_Aim_
Continue the article on Centennial College's first fifty years, picking up after its final sentence.

Fifty years teaching students skills needed for job market
Centennial College reflects wider trend of how post-secondary institutions have grown in demand
In the spring of1966, when miniskirts, the Beatles and Bonanza were all the rage, Bruce Craig was a teenager who’d had enough of high school. He had no intention of returning for Grade 13 in the fall. Then he spotted a newspaper story about a new learning opportunity coming to his Scarborough neighbourhood. Craig asked his mother to drop off an application. And as the story goes, that day he became the first student to register for the brand new Centennial College.
As a child in South Korea, Seui-Gi Cho dreamed of airplanes, inspired by a great-uncle who worked as an aviation engineer and showed her stacks of photographs and aircraft designs. Today, Cho, 22, is pursuing a career as an aviation technician far from her Seoul home in the hangar and classrooms at one of Centennial’s four campuses.

_Dataset entries_
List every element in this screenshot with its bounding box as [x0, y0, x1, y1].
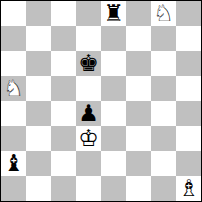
square-c7[interactable]	[51, 26, 76, 51]
square-b6[interactable]	[26, 51, 51, 76]
black-king-piece[interactable]: ♚	[76, 51, 101, 76]
white-knight-piece[interactable]: ♞♘	[151, 1, 176, 26]
square-c2[interactable]	[51, 151, 76, 176]
square-d1[interactable]	[76, 176, 101, 201]
square-e1[interactable]	[101, 176, 126, 201]
square-h4[interactable]	[176, 101, 201, 126]
chess-diagram: ♜♞♘♚♞♘♟♚♔♝♝♗	[0, 0, 202, 202]
white-king-piece[interactable]: ♚♔	[76, 126, 101, 151]
square-e8[interactable]: ♜	[101, 1, 126, 26]
square-f2[interactable]	[126, 151, 151, 176]
square-e4[interactable]	[101, 101, 126, 126]
square-f8[interactable]	[126, 1, 151, 26]
square-g6[interactable]	[151, 51, 176, 76]
square-f4[interactable]	[126, 101, 151, 126]
square-a4[interactable]	[1, 101, 26, 126]
square-d3[interactable]: ♚♔	[76, 126, 101, 151]
square-b5[interactable]	[26, 76, 51, 101]
square-f5[interactable]	[126, 76, 151, 101]
white-bishop-outline: ♗	[176, 176, 201, 201]
square-b1[interactable]	[26, 176, 51, 201]
square-d6[interactable]: ♚	[76, 51, 101, 76]
square-g5[interactable]	[151, 76, 176, 101]
square-b3[interactable]	[26, 126, 51, 151]
square-b7[interactable]	[26, 26, 51, 51]
square-h5[interactable]	[176, 76, 201, 101]
square-f3[interactable]	[126, 126, 151, 151]
square-e6[interactable]	[101, 51, 126, 76]
square-b8[interactable]	[26, 1, 51, 26]
square-a2[interactable]: ♝	[1, 151, 26, 176]
white-bishop-piece[interactable]: ♝♗	[176, 176, 201, 201]
square-e5[interactable]	[101, 76, 126, 101]
square-f1[interactable]	[126, 176, 151, 201]
square-g7[interactable]	[151, 26, 176, 51]
square-b2[interactable]	[26, 151, 51, 176]
square-h1[interactable]: ♝♗	[176, 176, 201, 201]
white-knight-outline: ♘	[1, 76, 26, 101]
square-a8[interactable]	[1, 1, 26, 26]
square-a3[interactable]	[1, 126, 26, 151]
black-pawn-piece[interactable]: ♟	[76, 101, 101, 126]
chess-board: ♜♞♘♚♞♘♟♚♔♝♝♗	[0, 0, 202, 202]
square-d7[interactable]	[76, 26, 101, 51]
square-g2[interactable]	[151, 151, 176, 176]
square-d4[interactable]: ♟	[76, 101, 101, 126]
square-d5[interactable]	[76, 76, 101, 101]
square-a1[interactable]	[1, 176, 26, 201]
black-rook-piece[interactable]: ♜	[101, 1, 126, 26]
square-c6[interactable]	[51, 51, 76, 76]
square-e3[interactable]	[101, 126, 126, 151]
square-h6[interactable]	[176, 51, 201, 76]
square-c5[interactable]	[51, 76, 76, 101]
square-a5[interactable]: ♞♘	[1, 76, 26, 101]
square-c1[interactable]	[51, 176, 76, 201]
square-c8[interactable]	[51, 1, 76, 26]
square-h3[interactable]	[176, 126, 201, 151]
white-knight-outline: ♘	[151, 1, 176, 26]
square-h7[interactable]	[176, 26, 201, 51]
square-g8[interactable]: ♞♘	[151, 1, 176, 26]
square-b4[interactable]	[26, 101, 51, 126]
square-h2[interactable]	[176, 151, 201, 176]
black-bishop-piece[interactable]: ♝	[1, 151, 26, 176]
square-g3[interactable]	[151, 126, 176, 151]
square-e2[interactable]	[101, 151, 126, 176]
square-d8[interactable]	[76, 1, 101, 26]
square-c3[interactable]	[51, 126, 76, 151]
white-knight-piece[interactable]: ♞♘	[1, 76, 26, 101]
square-d2[interactable]	[76, 151, 101, 176]
square-f7[interactable]	[126, 26, 151, 51]
square-a7[interactable]	[1, 26, 26, 51]
square-e7[interactable]	[101, 26, 126, 51]
square-c4[interactable]	[51, 101, 76, 126]
white-king-outline: ♔	[76, 126, 101, 151]
square-f6[interactable]	[126, 51, 151, 76]
square-h8[interactable]	[176, 1, 201, 26]
square-g4[interactable]	[151, 101, 176, 126]
square-g1[interactable]	[151, 176, 176, 201]
square-a6[interactable]	[1, 51, 26, 76]
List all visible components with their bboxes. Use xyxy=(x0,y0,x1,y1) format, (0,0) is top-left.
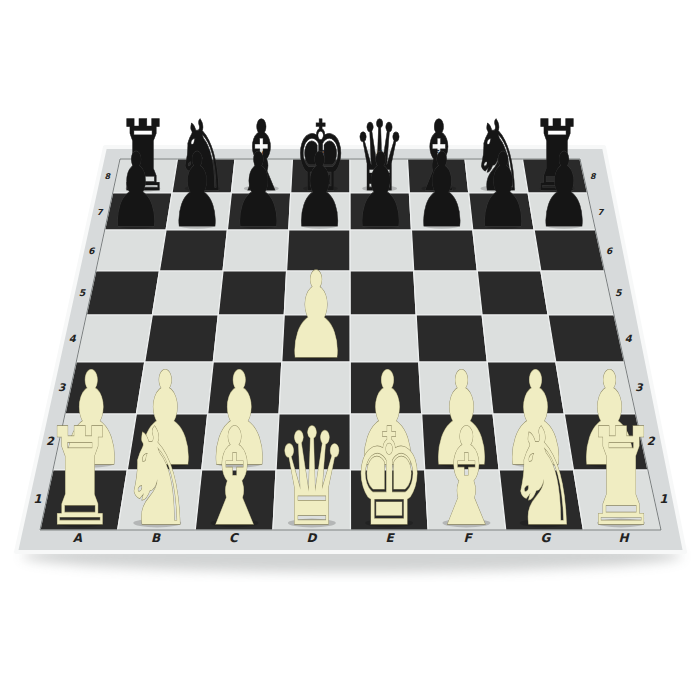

_Exercise answer_
Craig and Cho are Centennial students of the past and present. Their experiences half a century apart reflect how much Ontario’s first community college — and the college system at large — have transformed since William Davis, education minister at the time and later premier, announced an innovative network of schools to train baby-boomers for the technological revolution.
When Craig walked through Centennial’s doors opening day Oct.17,1966, he had no idea he was on the wave of a groundbreaking shift in post-secondary education in Ontario. All he knew was the school was close to home, the classes were small and the business administration program (tuition $190) promised to be practical, hands-on preparation for the job market.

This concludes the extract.